_WORK TO DO_. From the entries that follow, gather each line holding the word "Medium".

Saved entries
>>>

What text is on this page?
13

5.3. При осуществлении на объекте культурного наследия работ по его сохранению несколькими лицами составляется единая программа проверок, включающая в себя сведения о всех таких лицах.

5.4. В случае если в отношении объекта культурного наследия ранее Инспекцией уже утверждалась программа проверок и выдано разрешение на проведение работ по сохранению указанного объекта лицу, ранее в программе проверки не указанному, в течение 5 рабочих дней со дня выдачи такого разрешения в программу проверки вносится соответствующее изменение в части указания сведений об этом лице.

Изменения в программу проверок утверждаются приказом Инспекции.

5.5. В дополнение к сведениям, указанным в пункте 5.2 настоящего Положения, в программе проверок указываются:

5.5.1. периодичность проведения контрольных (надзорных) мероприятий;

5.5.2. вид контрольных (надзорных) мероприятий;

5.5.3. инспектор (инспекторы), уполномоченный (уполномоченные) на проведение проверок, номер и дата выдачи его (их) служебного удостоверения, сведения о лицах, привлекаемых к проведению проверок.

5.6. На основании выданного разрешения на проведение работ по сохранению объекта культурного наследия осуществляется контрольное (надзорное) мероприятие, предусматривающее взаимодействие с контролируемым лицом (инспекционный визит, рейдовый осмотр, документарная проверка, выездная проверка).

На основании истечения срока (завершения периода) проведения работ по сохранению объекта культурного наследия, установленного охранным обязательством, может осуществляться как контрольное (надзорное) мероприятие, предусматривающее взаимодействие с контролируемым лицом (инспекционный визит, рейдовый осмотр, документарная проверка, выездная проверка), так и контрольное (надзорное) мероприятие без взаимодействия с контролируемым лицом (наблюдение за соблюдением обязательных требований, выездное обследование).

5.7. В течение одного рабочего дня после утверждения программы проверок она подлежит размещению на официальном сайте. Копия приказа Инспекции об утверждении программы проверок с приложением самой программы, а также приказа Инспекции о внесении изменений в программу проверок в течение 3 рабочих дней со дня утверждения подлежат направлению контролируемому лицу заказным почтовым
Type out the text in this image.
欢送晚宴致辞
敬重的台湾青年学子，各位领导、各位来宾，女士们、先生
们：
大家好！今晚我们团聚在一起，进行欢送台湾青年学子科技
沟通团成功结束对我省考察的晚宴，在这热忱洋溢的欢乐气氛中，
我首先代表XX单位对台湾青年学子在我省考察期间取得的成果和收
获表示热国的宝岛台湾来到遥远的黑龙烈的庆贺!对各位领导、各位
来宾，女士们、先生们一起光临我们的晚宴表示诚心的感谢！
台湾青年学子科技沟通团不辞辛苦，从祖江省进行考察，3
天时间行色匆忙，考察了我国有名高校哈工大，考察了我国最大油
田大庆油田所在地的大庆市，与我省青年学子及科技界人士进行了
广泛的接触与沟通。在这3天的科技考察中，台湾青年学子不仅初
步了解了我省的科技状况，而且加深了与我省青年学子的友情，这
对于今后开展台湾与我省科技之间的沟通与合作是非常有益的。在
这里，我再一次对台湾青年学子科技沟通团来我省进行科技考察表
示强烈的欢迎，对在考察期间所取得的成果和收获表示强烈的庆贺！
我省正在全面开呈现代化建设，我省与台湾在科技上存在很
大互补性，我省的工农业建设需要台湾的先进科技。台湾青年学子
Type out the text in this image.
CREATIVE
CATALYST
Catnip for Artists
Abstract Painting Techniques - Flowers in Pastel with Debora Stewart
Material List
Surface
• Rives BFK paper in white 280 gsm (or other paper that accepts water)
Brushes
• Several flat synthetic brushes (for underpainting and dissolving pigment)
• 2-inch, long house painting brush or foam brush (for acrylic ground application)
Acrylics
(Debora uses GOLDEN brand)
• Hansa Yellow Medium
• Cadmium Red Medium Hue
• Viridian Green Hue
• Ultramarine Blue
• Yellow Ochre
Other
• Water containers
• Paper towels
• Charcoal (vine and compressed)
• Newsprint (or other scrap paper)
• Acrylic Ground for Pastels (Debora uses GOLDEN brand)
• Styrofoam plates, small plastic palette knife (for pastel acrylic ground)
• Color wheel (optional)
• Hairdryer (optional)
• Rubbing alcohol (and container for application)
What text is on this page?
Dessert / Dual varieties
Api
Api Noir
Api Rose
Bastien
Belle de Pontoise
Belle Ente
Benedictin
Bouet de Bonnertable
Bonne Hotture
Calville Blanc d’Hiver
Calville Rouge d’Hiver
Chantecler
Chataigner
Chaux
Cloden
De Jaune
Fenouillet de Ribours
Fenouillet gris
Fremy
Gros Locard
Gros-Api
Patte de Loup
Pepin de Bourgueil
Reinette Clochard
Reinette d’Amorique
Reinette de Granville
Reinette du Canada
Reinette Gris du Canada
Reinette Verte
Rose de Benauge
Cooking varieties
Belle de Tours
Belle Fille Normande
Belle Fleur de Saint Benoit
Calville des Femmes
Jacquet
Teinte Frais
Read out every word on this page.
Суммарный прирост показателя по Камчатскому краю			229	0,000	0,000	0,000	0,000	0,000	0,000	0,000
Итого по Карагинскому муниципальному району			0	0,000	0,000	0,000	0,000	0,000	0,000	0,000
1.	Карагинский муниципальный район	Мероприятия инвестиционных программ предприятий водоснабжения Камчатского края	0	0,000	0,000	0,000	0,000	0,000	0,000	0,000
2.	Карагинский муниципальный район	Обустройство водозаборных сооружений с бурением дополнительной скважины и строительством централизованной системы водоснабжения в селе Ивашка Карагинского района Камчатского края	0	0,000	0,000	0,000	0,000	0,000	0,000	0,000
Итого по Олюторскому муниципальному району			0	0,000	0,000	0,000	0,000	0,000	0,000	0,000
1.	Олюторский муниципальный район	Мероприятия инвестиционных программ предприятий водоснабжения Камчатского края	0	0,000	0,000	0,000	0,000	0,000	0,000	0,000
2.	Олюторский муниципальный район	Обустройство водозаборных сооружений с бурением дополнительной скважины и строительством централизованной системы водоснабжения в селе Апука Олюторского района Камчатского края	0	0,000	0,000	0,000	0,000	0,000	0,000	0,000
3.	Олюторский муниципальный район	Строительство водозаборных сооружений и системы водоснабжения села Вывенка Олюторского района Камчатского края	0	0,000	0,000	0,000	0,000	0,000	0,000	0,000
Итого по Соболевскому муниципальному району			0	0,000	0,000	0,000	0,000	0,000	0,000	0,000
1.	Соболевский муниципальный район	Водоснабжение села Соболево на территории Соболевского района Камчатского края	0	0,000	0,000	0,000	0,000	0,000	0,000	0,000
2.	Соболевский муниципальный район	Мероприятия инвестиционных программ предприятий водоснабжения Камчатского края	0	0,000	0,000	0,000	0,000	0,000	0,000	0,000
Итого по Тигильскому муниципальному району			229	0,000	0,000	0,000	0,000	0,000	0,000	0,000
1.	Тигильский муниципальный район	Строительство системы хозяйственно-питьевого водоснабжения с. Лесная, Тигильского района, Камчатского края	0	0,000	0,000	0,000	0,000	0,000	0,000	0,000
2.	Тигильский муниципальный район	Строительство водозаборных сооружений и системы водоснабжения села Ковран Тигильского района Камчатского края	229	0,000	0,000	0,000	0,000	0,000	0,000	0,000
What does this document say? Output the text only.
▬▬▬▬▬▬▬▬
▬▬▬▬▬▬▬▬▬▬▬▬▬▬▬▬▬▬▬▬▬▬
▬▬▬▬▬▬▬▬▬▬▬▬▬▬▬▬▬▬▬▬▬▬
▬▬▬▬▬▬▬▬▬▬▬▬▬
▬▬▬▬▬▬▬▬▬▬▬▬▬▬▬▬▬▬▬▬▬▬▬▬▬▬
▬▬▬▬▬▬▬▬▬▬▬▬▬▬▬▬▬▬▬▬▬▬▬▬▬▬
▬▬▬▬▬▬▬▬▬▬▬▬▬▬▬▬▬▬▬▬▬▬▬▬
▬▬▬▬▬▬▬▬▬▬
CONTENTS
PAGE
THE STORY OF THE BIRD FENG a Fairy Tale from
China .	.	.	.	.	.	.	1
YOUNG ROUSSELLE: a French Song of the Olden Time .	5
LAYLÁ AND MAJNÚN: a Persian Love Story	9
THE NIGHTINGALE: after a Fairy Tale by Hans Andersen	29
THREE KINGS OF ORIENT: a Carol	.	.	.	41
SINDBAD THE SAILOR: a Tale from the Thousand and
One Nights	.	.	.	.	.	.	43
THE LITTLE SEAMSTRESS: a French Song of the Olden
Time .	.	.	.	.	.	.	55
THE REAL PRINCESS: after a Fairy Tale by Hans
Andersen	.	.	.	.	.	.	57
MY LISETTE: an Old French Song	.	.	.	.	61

<<<

_EXERCISE OUTPUT_.
• Hansa Yellow Medium
• Cadmium Red Medium Hue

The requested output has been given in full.